> [INFORMATION GIVEN]:
-- start --

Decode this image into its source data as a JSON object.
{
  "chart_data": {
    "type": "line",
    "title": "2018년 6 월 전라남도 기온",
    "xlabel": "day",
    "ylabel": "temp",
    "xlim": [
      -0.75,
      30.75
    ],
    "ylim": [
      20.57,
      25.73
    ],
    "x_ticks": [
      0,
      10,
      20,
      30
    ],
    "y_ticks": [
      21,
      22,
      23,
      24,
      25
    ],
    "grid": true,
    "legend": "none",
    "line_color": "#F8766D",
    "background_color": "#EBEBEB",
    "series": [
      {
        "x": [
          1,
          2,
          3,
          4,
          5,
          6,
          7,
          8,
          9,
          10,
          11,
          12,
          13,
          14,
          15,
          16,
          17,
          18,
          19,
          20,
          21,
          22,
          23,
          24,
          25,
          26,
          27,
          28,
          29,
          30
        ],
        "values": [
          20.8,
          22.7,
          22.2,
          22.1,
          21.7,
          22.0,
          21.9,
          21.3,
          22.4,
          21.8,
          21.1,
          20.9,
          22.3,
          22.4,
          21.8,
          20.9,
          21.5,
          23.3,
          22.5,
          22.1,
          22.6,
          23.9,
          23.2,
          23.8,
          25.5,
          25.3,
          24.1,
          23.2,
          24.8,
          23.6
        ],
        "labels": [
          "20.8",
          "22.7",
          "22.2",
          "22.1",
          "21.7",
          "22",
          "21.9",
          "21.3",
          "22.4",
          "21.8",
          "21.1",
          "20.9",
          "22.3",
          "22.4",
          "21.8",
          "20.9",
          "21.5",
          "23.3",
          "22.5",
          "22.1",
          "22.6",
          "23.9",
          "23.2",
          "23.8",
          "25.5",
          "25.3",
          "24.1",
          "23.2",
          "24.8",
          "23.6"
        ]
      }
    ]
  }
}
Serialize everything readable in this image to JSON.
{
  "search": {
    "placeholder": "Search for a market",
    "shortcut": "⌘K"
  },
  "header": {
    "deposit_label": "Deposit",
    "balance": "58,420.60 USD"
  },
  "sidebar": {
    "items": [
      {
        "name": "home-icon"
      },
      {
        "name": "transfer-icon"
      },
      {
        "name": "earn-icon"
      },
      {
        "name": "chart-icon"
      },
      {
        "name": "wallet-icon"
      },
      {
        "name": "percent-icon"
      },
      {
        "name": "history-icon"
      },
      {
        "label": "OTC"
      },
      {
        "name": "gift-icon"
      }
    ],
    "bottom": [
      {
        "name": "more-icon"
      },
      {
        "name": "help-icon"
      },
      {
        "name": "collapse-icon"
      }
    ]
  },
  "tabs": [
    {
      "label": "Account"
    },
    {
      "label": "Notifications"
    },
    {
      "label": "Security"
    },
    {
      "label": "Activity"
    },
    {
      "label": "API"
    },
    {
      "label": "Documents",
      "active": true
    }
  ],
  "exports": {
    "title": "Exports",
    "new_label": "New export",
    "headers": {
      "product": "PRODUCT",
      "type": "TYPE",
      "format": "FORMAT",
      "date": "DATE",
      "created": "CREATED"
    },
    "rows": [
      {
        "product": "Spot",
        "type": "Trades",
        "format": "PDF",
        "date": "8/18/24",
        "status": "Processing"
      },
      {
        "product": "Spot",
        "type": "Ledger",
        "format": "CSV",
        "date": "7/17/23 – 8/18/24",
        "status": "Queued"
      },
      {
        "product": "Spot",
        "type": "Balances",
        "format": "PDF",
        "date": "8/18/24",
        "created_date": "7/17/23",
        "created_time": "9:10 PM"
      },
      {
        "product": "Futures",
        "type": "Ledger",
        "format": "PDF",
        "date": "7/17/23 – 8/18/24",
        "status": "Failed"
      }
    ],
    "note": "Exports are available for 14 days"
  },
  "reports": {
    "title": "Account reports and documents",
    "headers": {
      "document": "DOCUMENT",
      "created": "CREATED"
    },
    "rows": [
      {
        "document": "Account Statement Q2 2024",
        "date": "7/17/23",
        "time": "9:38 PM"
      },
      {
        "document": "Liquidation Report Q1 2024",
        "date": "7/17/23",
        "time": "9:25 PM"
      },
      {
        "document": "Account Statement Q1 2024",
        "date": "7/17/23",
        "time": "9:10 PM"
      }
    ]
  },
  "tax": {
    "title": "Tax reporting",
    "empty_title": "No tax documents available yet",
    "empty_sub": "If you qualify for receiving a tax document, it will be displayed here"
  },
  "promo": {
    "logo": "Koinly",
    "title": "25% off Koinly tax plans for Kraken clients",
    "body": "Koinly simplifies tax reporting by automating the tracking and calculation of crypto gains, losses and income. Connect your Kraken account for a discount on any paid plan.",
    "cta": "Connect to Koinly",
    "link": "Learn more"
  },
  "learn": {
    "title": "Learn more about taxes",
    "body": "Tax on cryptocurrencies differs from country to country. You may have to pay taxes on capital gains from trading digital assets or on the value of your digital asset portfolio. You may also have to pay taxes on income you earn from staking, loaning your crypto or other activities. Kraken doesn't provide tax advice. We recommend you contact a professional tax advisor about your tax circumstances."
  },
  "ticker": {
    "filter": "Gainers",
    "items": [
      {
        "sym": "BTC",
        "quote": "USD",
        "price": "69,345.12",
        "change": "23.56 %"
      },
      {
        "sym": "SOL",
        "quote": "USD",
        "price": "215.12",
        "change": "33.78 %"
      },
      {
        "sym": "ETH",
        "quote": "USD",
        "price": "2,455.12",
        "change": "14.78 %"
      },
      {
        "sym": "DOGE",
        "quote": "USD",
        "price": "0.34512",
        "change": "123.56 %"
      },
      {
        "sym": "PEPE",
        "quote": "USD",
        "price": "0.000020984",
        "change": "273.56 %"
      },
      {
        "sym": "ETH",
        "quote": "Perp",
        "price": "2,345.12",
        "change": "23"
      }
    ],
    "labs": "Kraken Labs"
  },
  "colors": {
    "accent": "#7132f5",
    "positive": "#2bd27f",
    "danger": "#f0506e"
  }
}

-- end --

> [WORK TO BE COMPLETED]:
In the entries above, count each line that holds "taxes". Give the total and nothing else.

> [SOLUTION FOR THIS PROBLEM]:
2